> [DESCRIPTION OF THE TASK] Will you give every entry again exactly as it stands?
※ ※ ※
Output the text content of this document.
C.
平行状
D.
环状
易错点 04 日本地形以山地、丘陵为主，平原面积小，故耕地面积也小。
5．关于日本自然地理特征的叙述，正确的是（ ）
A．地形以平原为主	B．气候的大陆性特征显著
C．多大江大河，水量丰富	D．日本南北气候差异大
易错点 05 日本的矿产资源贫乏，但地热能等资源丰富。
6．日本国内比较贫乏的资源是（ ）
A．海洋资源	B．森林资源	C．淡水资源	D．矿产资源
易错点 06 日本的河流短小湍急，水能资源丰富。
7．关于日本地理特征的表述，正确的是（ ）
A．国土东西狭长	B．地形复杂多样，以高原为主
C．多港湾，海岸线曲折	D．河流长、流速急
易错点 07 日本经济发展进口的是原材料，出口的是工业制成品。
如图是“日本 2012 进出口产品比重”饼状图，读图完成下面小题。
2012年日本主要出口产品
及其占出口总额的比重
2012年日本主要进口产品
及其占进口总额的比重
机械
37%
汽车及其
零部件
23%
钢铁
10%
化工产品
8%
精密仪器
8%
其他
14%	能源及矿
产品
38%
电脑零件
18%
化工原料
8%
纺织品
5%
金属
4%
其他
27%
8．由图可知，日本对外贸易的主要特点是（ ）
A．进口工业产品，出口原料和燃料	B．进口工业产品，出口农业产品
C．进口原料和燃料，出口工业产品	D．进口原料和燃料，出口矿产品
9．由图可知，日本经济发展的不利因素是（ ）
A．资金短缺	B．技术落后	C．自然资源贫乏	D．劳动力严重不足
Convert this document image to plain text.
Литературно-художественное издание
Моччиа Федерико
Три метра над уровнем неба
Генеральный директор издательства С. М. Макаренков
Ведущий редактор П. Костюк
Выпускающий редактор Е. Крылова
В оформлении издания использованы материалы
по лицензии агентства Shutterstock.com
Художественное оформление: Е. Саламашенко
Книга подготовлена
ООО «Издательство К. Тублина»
※ ※ ※
> [ANSWER TO THIS TASK]
Output the text content of this document.
C.
平行状
D.
环状
易错点 04 日本地形以山地、丘陵为主，平原面积小，故耕地面积也小。
5．关于日本自然地理特征的叙述，正确的是（ ）
A．地形以平原为主	B．气候的大陆性特征显著
C．多大江大河，水量丰富	D．日本南北气候差异大
易错点 05 日本的矿产资源贫乏，但地热能等资源丰富。
6．日本国内比较贫乏的资源是（ ）
A．海洋资源	B．森林资源	C．淡水资源	D．矿产资源
易错点 06 日本的河流短小湍急，水能资源丰富。
7．关于日本地理特征的表述，正确的是（ ）
A．国土东西狭长	B．地形复杂多样，以高原为主
C．多港湾，海岸线曲折	D．河流长、流速急
易错点 07 日本经济发展进口的是原材料，出口的是工业制成品。
如图是“日本 2012 进出口产品比重”饼状图，读图完成下面小题。
2012年日本主要出口产品
及其占出口总额的比重
2012年日本主要进口产品
及其占进口总额的比重
机械
37%
汽车及其
零部件
23%
钢铁
10%
化工产品
8%
精密仪器
8%
其他
14%	能源及矿
产品
38%
电脑零件
18%
化工原料
8%
纺织品
5%
金属
4%
其他
27%
8．由图可知，日本对外贸易的主要特点是（ ）
A．进口工业产品，出口原料和燃料	B．进口工业产品，出口农业产品
C．进口原料和燃料，出口工业产品	D．进口原料和燃料，出口矿产品
9．由图可知，日本经济发展的不利因素是（ ）
A．资金短缺	B．技术落后	C．自然资源贫乏	D．劳动力严重不足
Convert this document image to plain text.
Литературно-художественное издание
Моччиа Федерико
Три метра над уровнем неба
Генеральный директор издательства С. М. Макаренков
Ведущий редактор П. Костюк
Выпускающий редактор Е. Крылова
В оформлении издания использованы материалы
по лицензии агентства Shutterstock.com
Художественное оформление: Е. Саламашенко
Книга подготовлена
ООО «Издательство К. Тублина»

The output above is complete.